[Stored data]
:::

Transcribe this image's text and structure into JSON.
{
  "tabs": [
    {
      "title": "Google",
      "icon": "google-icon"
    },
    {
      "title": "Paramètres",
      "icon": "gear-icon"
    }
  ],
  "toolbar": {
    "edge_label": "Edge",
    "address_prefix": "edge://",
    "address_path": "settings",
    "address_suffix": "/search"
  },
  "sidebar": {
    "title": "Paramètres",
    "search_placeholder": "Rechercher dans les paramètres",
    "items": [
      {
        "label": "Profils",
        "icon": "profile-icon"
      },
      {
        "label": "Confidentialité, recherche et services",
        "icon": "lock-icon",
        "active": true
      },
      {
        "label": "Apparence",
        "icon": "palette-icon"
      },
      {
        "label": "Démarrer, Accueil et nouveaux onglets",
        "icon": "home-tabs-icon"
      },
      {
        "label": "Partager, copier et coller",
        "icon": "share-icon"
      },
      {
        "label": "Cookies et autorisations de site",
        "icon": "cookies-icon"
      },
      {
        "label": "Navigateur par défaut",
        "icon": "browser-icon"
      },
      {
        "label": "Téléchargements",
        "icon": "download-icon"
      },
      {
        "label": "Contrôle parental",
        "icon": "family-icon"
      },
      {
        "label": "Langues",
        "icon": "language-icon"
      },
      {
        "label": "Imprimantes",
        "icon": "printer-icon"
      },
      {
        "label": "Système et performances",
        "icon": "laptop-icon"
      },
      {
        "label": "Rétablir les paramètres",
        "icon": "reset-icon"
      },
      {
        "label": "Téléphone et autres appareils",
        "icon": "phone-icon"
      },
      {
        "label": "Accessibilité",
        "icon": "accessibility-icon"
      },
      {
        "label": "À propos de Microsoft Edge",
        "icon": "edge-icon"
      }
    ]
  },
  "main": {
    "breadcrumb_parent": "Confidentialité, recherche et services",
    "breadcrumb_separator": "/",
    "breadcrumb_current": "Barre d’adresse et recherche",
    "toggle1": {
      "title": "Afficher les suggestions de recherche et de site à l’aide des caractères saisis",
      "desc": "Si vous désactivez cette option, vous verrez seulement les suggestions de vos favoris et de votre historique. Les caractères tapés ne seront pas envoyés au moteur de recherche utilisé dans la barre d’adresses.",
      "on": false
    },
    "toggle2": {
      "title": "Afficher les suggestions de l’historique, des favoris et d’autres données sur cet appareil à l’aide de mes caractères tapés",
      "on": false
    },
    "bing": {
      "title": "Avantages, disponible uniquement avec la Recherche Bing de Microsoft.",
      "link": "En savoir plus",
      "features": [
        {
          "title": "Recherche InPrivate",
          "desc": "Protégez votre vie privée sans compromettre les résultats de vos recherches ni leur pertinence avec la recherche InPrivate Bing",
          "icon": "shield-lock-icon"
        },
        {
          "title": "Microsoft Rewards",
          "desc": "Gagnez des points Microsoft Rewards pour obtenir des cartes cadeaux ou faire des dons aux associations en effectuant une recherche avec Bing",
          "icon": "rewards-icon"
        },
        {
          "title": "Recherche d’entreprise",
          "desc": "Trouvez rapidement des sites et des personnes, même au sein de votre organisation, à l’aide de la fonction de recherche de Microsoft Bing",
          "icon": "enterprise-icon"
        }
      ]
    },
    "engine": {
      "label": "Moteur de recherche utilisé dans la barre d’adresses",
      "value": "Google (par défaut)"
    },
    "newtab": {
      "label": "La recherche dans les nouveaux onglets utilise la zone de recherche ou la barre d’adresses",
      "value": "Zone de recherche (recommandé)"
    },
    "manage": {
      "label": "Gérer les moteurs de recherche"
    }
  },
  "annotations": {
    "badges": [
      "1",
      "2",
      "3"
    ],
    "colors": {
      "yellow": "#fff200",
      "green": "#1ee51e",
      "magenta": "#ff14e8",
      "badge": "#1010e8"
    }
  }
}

:::

Exercise task:
What do the records say? Quote them all exactly.

Response:
Transcribe this image's text and structure into JSON.
{
  "tabs": [
    {
      "title": "Google",
      "icon": "google-icon"
    },
    {
      "title": "Paramètres",
      "icon": "gear-icon"
    }
  ],
  "toolbar": {
    "edge_label": "Edge",
    "address_prefix": "edge://",
    "address_path": "settings",
    "address_suffix": "/search"
  },
  "sidebar": {
    "title": "Paramètres",
    "search_placeholder": "Rechercher dans les paramètres",
    "items": [
      {
        "label": "Profils",
        "icon": "profile-icon"
      },
      {
        "label": "Confidentialité, recherche et services",
        "icon": "lock-icon",
        "active": true
      },
      {
        "label": "Apparence",
        "icon": "palette-icon"
      },
      {
        "label": "Démarrer, Accueil et nouveaux onglets",
        "icon": "home-tabs-icon"
      },
      {
        "label": "Partager, copier et coller",
        "icon": "share-icon"
      },
      {
        "label": "Cookies et autorisations de site",
        "icon": "cookies-icon"
      },
      {
        "label": "Navigateur par défaut",
        "icon": "browser-icon"
      },
      {
        "label": "Téléchargements",
        "icon": "download-icon"
      },
      {
        "label": "Contrôle parental",
        "icon": "family-icon"
      },
      {
        "label": "Langues",
        "icon": "language-icon"
      },
      {
        "label": "Imprimantes",
        "icon": "printer-icon"
      },
      {
        "label": "Système et performances",
        "icon": "laptop-icon"
      },
      {
        "label": "Rétablir les paramètres",
        "icon": "reset-icon"
      },
      {
        "label": "Téléphone et autres appareils",
        "icon": "phone-icon"
      },
      {
        "label": "Accessibilité",
        "icon": "accessibility-icon"
      },
      {
        "label": "À propos de Microsoft Edge",
        "icon": "edge-icon"
      }
    ]
  },
  "main": {
    "breadcrumb_parent": "Confidentialité, recherche et services",
    "breadcrumb_separator": "/",
    "breadcrumb_current": "Barre d’adresse et recherche",
    "toggle1": {
      "title": "Afficher les suggestions de recherche et de site à l’aide des caractères saisis",
      "desc": "Si vous désactivez cette option, vous verrez seulement les suggestions de vos favoris et de votre historique. Les caractères tapés ne seront pas envoyés au moteur de recherche utilisé dans la barre d’adresses.",
      "on": false
    },
    "toggle2": {
      "title": "Afficher les suggestions de l’historique, des favoris et d’autres données sur cet appareil à l’aide de mes caractères tapés",
      "on": false
    },
    "bing": {
      "title": "Avantages, disponible uniquement avec la Recherche Bing de Microsoft.",
      "link": "En savoir plus",
      "features": [
        {
          "title": "Recherche InPrivate",
          "desc": "Protégez votre vie privée sans compromettre les résultats de vos recherches ni leur pertinence avec la recherche InPrivate Bing",
          "icon": "shield-lock-icon"
        },
        {
          "title": "Microsoft Rewards",
          "desc": "Gagnez des points Microsoft Rewards pour obtenir des cartes cadeaux ou faire des dons aux associations en effectuant une recherche avec Bing",
          "icon": "rewards-icon"
        },
        {
          "title": "Recherche d’entreprise",
          "desc": "Trouvez rapidement des sites et des personnes, même au sein de votre organisation, à l’aide de la fonction de recherche de Microsoft Bing",
          "icon": "enterprise-icon"
        }
      ]
    },
    "engine": {
      "label": "Moteur de recherche utilisé dans la barre d’adresses",
      "value": "Google (par défaut)"
    },
    "newtab": {
      "label": "La recherche dans les nouveaux onglets utilise la zone de recherche ou la barre d’adresses",
      "value": "Zone de recherche (recommandé)"
    },
    "manage": {
      "label": "Gérer les moteurs de recherche"
    }
  },
  "annotations": {
    "badges": [
      "1",
      "2",
      "3"
    ],
    "colors": {
      "yellow": "#fff200",
      "green": "#1ee51e",
      "magenta": "#ff14e8",
      "badge": "#1010e8"
    }
  }
}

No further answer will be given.